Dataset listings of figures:

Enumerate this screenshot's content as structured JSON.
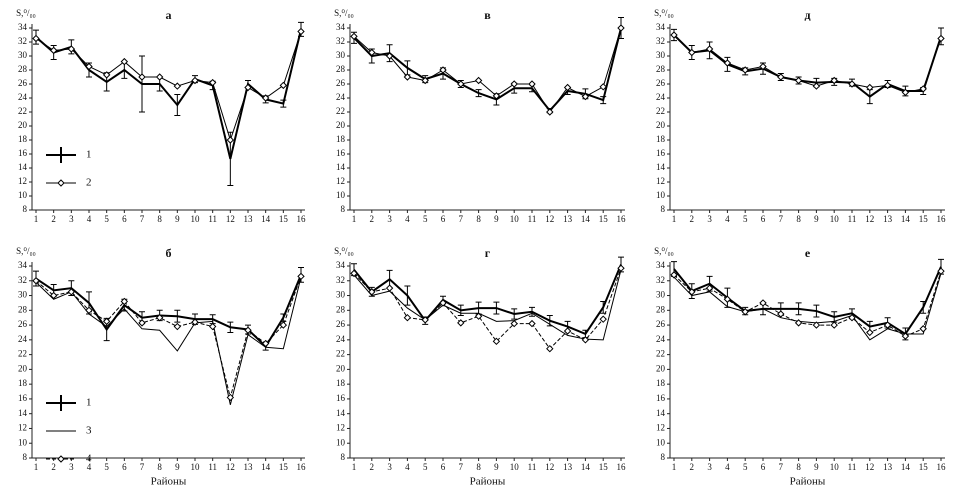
{
  "chart_data": [
    {
      "type": "line",
      "title": "а",
      "y_label": "S,⁰/₀₀",
      "categories": [
        "1",
        "2",
        "3",
        "4",
        "5",
        "6",
        "7",
        "8",
        "9",
        "10",
        "11",
        "12",
        "13",
        "14",
        "15",
        "16"
      ],
      "ylim": [
        8,
        34
      ],
      "yticks": [
        8,
        10,
        12,
        14,
        16,
        18,
        20,
        22,
        24,
        26,
        28,
        30,
        32,
        34
      ],
      "legend": "lower left",
      "series": [
        {
          "name": "1",
          "color": "#000",
          "width": 2,
          "values": [
            32.7,
            30.5,
            31.3,
            28,
            26.3,
            28,
            26,
            26,
            23,
            26.7,
            25.8,
            15.3,
            26,
            23.8,
            23.2,
            33.8
          ],
          "errors": [
            1,
            1,
            1,
            1,
            1.3,
            1.2,
            4,
            1,
            1.5,
            0.5,
            0.6,
            3.8,
            0.5,
            0.5,
            0.5,
            1
          ]
        },
        {
          "name": "2",
          "color": "#000",
          "width": 1,
          "marker": "diamond",
          "values": [
            32.5,
            30.8,
            31,
            28.5,
            27.3,
            29.2,
            27,
            27,
            25.7,
            26.5,
            26.2,
            18,
            25.5,
            24,
            25.8,
            33.5
          ]
        }
      ]
    },
    {
      "type": "line",
      "title": "в",
      "y_label": "S,⁰/₀₀",
      "categories": [
        "1",
        "2",
        "3",
        "4",
        "5",
        "6",
        "7",
        "8",
        "9",
        "10",
        "11",
        "12",
        "13",
        "14",
        "15",
        "16"
      ],
      "ylim": [
        8,
        34
      ],
      "yticks": [
        8,
        10,
        12,
        14,
        16,
        18,
        20,
        22,
        24,
        26,
        28,
        30,
        32,
        34
      ],
      "series": [
        {
          "name": "1",
          "color": "#000",
          "width": 2,
          "values": [
            32.6,
            30,
            30.4,
            28.3,
            26.7,
            27.5,
            26,
            24.7,
            23.8,
            25.4,
            25.4,
            22.2,
            25,
            24.6,
            23.7,
            34
          ],
          "errors": [
            0.8,
            1,
            1.2,
            1,
            0.5,
            0.8,
            0.5,
            0.5,
            0.8,
            0.7,
            0.5,
            0.3,
            0.5,
            0.7,
            0.5,
            1.5
          ]
        },
        {
          "name": "2",
          "color": "#000",
          "width": 1,
          "marker": "diamond",
          "values": [
            32.8,
            30.5,
            30,
            27,
            26.5,
            28,
            26,
            26.5,
            24.3,
            26,
            26,
            22,
            25.5,
            24.2,
            25.6,
            34
          ]
        }
      ]
    },
    {
      "type": "line",
      "title": "д",
      "y_label": "S,⁰/₀₀",
      "categories": [
        "1",
        "2",
        "3",
        "4",
        "5",
        "6",
        "7",
        "8",
        "9",
        "10",
        "11",
        "12",
        "13",
        "14",
        "15",
        "16"
      ],
      "ylim": [
        8,
        34
      ],
      "yticks": [
        8,
        10,
        12,
        14,
        16,
        18,
        20,
        22,
        24,
        26,
        28,
        30,
        32,
        34
      ],
      "series": [
        {
          "name": "1",
          "color": "#000",
          "width": 2,
          "values": [
            33,
            30.5,
            30.8,
            28.8,
            27.8,
            28.2,
            27,
            26.5,
            26.2,
            26.3,
            26.2,
            24.2,
            26,
            25,
            25,
            32.8
          ],
          "errors": [
            0.8,
            1,
            1.2,
            1,
            0.5,
            0.8,
            0.5,
            0.5,
            0.6,
            0.5,
            0.5,
            1,
            0.5,
            0.7,
            0.5,
            1.2
          ]
        },
        {
          "name": "2",
          "color": "#000",
          "width": 1,
          "marker": "diamond",
          "values": [
            33,
            30.5,
            31,
            29,
            28,
            28.5,
            27,
            26.5,
            25.7,
            26.5,
            26,
            25.5,
            25.8,
            24.8,
            25.3,
            32.5
          ]
        }
      ]
    },
    {
      "type": "line",
      "title": "б",
      "y_label": "S,⁰/₀₀",
      "x_label": "Районы",
      "categories": [
        "1",
        "2",
        "3",
        "4",
        "5",
        "6",
        "7",
        "8",
        "9",
        "10",
        "11",
        "12",
        "13",
        "14",
        "15",
        "16"
      ],
      "ylim": [
        8,
        34
      ],
      "yticks": [
        8,
        10,
        12,
        14,
        16,
        18,
        20,
        22,
        24,
        26,
        28,
        30,
        32,
        34
      ],
      "legend": "lower left",
      "series": [
        {
          "name": "1",
          "color": "#000",
          "width": 2,
          "values": [
            32.3,
            30.7,
            31,
            29,
            25.4,
            28.7,
            27,
            27.3,
            27.2,
            26.8,
            26.8,
            25.7,
            25.4,
            23.1,
            27,
            32.8
          ],
          "errors": [
            1,
            0.8,
            1,
            1.5,
            1.5,
            0.8,
            0.8,
            0.7,
            0.8,
            0.7,
            0.6,
            0.7,
            0.6,
            0.5,
            0.5,
            1
          ]
        },
        {
          "name": "3",
          "color": "#000",
          "width": 1,
          "values": [
            31.8,
            29.5,
            30.5,
            27.5,
            25.8,
            28.2,
            25.5,
            25.3,
            22.5,
            26.3,
            26.5,
            15.2,
            24.7,
            23,
            22.8,
            32.5
          ]
        },
        {
          "name": "4",
          "color": "#000",
          "width": 1,
          "dashed": true,
          "marker": "diamond",
          "values": [
            32,
            30,
            30.5,
            28,
            26.5,
            29.2,
            26.3,
            27,
            25.8,
            26.4,
            25.8,
            16.2,
            25.3,
            23.5,
            26,
            32.6
          ]
        }
      ]
    },
    {
      "type": "line",
      "title": "г",
      "y_label": "S,⁰/₀₀",
      "x_label": "Районы",
      "categories": [
        "1",
        "2",
        "3",
        "4",
        "5",
        "6",
        "7",
        "8",
        "9",
        "10",
        "11",
        "12",
        "13",
        "14",
        "15",
        "16"
      ],
      "ylim": [
        8,
        34
      ],
      "yticks": [
        8,
        10,
        12,
        14,
        16,
        18,
        20,
        22,
        24,
        26,
        28,
        30,
        32,
        34
      ],
      "series": [
        {
          "name": "1",
          "color": "#000",
          "width": 2,
          "values": [
            33.5,
            30.5,
            32.2,
            30,
            26.6,
            29.4,
            28,
            28.3,
            28.3,
            27.5,
            27.8,
            26.6,
            25.8,
            24.8,
            28.4,
            34.2
          ],
          "errors": [
            0.8,
            0.6,
            1.2,
            1.3,
            0.5,
            0.5,
            0.7,
            0.8,
            0.8,
            0.7,
            0.6,
            0.7,
            0.7,
            0.5,
            0.8,
            1
          ]
        },
        {
          "name": "3",
          "color": "#000",
          "width": 1,
          "values": [
            32.8,
            30,
            30.6,
            28.3,
            26.7,
            28.7,
            27.6,
            27.6,
            26.5,
            26.6,
            27.6,
            26.1,
            24.6,
            24.1,
            24,
            33.5
          ]
        },
        {
          "name": "4",
          "color": "#000",
          "width": 1,
          "dashed": true,
          "marker": "diamond",
          "values": [
            33,
            30.5,
            31,
            27,
            26.7,
            29,
            26.3,
            27.2,
            23.8,
            26.2,
            26.2,
            22.8,
            25.2,
            24,
            26.8,
            33.7
          ]
        }
      ]
    },
    {
      "type": "line",
      "title": "е",
      "y_label": "S,⁰/₀₀",
      "x_label": "Районы",
      "categories": [
        "1",
        "2",
        "3",
        "4",
        "5",
        "6",
        "7",
        "8",
        "9",
        "10",
        "11",
        "12",
        "13",
        "14",
        "15",
        "16"
      ],
      "ylim": [
        8,
        34
      ],
      "yticks": [
        8,
        10,
        12,
        14,
        16,
        18,
        20,
        22,
        24,
        26,
        28,
        30,
        32,
        34
      ],
      "series": [
        {
          "name": "1",
          "color": "#000",
          "width": 2,
          "values": [
            33.6,
            30.6,
            31.6,
            29.7,
            27.9,
            28.2,
            28.2,
            28.2,
            27.9,
            27.1,
            27.6,
            25.8,
            26.3,
            24.8,
            28.4,
            33.9
          ],
          "errors": [
            1,
            1,
            1,
            1.3,
            0.5,
            0.8,
            0.8,
            0.8,
            0.8,
            0.7,
            0.6,
            0.7,
            0.7,
            0.8,
            0.8,
            1
          ]
        },
        {
          "name": "3",
          "color": "#000",
          "width": 1,
          "values": [
            32.5,
            30,
            30.5,
            28.5,
            27.8,
            28.2,
            27,
            26.5,
            26.3,
            26.5,
            27.3,
            24,
            25.5,
            24.8,
            24.8,
            33
          ]
        },
        {
          "name": "4",
          "color": "#000",
          "width": 1,
          "dashed": true,
          "marker": "diamond",
          "values": [
            32.8,
            30.5,
            31,
            29.5,
            27.8,
            29,
            27.5,
            26.3,
            26,
            26,
            27,
            25,
            26,
            24.5,
            25.5,
            33.3
          ]
        }
      ]
    }
  ]
}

What to produce: Each line containing the word "title" counts once; say how many such lines there are, giving only the number.

Solution for this exercise: 6